• [Request]:
Below are records; work out how many of their lines contain "label" and give only that number.

-- begin Supplied data --

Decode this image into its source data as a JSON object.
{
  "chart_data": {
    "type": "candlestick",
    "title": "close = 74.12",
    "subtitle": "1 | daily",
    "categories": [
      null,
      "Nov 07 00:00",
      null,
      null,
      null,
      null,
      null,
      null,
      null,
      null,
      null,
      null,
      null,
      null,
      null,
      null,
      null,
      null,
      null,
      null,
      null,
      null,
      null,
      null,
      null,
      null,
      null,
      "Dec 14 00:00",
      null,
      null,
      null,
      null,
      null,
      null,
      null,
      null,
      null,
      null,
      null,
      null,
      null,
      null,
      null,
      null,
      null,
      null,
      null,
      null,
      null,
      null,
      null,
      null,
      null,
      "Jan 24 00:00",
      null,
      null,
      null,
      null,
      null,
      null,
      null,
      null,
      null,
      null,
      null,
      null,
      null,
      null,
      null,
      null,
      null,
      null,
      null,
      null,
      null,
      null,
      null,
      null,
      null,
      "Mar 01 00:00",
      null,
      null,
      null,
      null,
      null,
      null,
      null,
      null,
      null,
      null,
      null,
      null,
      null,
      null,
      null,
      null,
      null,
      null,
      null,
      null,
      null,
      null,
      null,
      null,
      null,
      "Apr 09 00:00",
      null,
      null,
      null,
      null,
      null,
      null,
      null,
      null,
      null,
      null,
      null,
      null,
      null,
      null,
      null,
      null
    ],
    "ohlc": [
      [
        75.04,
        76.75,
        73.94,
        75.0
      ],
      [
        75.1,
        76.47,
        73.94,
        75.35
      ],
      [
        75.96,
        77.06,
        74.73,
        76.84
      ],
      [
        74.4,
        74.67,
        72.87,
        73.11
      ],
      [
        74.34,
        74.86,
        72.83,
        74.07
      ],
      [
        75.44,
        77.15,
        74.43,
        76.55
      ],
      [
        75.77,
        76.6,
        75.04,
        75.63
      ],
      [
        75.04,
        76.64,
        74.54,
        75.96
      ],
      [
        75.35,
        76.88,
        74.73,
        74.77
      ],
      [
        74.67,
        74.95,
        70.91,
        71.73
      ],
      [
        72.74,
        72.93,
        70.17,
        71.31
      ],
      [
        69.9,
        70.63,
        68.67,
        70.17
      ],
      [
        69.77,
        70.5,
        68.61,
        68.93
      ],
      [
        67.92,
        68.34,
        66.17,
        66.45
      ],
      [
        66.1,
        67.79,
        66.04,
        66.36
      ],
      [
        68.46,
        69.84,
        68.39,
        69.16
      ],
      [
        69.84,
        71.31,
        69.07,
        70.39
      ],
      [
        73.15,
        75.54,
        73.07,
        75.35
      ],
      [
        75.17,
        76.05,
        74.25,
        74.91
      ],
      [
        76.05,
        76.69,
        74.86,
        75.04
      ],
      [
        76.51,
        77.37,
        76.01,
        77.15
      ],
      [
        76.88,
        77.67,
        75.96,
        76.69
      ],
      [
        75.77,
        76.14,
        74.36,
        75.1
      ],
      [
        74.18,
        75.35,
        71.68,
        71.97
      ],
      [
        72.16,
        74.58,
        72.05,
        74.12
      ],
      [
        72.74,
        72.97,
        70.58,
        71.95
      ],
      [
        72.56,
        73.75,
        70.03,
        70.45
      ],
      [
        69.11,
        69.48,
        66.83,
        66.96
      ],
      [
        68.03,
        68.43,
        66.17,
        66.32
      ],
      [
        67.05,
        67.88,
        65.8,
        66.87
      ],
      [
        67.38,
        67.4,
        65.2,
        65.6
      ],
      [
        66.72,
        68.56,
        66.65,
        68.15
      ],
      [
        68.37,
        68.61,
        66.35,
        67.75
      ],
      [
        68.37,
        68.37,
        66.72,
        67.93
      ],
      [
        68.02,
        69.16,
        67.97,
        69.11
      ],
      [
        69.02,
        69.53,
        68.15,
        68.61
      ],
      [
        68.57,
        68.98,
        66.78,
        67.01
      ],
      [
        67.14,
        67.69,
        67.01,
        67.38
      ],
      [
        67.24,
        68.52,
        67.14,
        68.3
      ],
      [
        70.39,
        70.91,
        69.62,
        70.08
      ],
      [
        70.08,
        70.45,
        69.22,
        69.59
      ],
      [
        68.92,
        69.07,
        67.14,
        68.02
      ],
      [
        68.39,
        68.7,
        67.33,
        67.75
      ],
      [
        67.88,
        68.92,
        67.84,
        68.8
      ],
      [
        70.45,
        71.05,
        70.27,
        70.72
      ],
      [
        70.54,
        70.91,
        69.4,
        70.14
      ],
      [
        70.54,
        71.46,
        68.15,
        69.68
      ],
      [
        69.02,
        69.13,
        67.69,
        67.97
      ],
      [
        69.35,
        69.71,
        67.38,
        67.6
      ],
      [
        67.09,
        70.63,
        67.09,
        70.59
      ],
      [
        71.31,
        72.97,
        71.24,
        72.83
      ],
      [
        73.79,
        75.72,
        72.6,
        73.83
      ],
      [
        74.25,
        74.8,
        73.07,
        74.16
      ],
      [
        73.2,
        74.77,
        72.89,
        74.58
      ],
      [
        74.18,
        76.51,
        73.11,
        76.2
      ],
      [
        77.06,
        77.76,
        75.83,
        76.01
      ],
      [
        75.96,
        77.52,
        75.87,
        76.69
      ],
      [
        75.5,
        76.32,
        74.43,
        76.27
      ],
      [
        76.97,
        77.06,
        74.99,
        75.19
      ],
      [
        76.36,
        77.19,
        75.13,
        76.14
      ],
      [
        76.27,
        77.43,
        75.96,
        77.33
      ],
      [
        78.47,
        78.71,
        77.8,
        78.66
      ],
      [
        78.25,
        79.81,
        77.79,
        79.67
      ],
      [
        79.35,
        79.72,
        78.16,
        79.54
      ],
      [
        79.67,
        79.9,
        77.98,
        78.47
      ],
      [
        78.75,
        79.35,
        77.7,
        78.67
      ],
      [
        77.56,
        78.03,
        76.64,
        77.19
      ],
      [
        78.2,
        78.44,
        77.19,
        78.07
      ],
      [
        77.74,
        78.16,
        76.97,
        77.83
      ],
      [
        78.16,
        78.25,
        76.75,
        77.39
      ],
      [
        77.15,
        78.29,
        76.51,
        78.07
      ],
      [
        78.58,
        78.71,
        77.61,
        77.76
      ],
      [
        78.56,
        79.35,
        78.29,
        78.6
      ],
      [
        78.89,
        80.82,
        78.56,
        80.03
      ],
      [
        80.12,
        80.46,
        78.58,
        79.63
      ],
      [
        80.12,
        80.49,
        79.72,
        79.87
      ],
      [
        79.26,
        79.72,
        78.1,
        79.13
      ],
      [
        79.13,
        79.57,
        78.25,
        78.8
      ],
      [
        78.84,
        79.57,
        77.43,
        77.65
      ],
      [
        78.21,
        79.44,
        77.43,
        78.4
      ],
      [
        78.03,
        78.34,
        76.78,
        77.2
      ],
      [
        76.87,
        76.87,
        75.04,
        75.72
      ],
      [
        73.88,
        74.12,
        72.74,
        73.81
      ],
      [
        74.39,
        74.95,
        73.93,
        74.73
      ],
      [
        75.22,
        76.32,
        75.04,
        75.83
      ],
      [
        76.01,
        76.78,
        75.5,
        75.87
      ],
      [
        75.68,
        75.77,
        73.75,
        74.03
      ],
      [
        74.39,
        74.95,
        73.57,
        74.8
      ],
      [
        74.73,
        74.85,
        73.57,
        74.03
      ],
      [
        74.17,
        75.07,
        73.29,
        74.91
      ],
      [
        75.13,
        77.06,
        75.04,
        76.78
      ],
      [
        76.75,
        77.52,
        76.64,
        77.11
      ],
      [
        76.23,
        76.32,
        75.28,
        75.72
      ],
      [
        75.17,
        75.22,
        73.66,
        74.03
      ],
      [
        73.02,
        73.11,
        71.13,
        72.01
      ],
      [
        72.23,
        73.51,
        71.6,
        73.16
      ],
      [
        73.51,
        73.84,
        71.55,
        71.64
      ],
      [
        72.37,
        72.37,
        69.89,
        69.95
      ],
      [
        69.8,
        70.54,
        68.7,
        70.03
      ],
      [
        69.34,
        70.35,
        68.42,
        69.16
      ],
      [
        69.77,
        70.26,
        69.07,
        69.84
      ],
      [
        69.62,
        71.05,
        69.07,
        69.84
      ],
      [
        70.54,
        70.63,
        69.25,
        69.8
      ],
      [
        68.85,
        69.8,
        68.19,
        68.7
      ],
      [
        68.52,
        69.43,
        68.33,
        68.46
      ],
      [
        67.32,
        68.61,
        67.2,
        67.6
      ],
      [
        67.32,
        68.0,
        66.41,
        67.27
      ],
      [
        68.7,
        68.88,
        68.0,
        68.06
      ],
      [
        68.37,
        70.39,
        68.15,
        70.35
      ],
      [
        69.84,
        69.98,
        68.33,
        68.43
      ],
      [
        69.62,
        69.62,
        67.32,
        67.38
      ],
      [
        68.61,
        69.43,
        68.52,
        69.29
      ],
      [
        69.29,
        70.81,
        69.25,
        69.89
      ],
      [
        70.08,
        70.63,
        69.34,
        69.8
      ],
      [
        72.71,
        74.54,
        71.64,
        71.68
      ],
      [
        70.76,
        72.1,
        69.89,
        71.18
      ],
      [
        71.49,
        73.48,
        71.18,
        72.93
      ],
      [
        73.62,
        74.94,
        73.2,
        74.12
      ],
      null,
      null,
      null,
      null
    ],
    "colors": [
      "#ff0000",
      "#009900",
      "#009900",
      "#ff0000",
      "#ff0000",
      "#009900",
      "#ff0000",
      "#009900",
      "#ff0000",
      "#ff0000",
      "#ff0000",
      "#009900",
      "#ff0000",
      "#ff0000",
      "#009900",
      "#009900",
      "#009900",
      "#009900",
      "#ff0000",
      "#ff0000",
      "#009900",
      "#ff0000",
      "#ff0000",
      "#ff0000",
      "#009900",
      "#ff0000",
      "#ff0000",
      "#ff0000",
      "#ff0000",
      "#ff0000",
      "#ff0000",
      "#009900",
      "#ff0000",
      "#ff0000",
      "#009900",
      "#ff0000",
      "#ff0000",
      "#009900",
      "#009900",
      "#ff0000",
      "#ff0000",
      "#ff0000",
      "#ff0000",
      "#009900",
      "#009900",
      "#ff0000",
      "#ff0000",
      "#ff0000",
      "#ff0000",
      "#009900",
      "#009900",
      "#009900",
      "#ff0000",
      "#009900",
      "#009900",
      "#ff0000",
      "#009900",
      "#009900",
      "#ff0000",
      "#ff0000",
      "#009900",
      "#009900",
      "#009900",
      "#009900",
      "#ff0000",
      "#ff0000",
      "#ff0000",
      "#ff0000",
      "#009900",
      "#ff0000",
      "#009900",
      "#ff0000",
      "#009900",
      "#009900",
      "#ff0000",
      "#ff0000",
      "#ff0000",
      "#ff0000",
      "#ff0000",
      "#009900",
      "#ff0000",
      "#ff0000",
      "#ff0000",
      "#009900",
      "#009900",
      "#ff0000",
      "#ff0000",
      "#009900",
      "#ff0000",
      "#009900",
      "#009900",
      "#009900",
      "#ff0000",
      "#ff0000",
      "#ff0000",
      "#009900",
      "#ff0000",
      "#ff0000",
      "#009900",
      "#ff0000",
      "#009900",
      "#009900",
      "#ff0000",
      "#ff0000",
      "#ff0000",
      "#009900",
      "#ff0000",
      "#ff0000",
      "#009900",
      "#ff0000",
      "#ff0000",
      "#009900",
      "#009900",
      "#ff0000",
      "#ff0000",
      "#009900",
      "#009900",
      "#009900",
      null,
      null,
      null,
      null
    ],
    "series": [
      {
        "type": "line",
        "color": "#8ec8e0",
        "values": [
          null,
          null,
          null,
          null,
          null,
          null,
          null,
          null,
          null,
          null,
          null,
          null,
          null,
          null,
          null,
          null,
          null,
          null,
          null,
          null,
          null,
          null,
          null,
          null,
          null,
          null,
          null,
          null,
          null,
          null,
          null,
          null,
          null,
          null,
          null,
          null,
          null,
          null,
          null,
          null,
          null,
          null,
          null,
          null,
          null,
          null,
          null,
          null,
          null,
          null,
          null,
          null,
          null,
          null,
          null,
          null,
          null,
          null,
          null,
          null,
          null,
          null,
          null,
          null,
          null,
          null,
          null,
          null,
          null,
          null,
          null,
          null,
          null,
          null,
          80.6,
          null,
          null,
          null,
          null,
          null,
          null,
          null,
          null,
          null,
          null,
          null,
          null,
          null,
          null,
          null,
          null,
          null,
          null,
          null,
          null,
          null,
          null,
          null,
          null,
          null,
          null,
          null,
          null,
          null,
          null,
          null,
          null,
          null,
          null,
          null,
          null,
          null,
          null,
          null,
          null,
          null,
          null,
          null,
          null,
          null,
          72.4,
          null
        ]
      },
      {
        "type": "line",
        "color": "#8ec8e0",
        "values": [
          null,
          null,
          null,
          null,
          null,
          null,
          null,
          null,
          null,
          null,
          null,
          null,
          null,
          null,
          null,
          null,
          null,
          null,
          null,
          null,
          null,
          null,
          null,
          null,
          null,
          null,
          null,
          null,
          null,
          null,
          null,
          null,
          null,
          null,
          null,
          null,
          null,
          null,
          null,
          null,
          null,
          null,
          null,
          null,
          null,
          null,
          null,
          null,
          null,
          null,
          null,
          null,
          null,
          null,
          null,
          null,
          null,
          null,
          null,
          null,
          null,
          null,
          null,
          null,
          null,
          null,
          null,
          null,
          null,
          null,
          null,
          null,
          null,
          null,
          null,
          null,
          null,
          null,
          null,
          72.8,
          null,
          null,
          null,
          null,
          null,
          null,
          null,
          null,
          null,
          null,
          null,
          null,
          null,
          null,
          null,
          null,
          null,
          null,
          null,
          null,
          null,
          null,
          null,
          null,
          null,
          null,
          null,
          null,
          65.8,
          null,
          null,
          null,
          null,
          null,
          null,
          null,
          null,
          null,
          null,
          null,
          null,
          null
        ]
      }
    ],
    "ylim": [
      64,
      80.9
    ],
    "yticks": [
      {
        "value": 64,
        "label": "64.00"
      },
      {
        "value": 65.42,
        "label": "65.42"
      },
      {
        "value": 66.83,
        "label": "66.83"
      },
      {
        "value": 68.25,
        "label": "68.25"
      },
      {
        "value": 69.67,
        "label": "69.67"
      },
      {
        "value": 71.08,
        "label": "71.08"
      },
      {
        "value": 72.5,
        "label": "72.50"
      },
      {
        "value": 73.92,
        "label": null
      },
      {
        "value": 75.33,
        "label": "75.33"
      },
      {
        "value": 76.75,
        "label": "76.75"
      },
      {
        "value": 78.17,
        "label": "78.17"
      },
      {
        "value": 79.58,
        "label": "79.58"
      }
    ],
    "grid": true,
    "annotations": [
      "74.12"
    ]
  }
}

-- end Supplied data --

• [Exercise output]:
12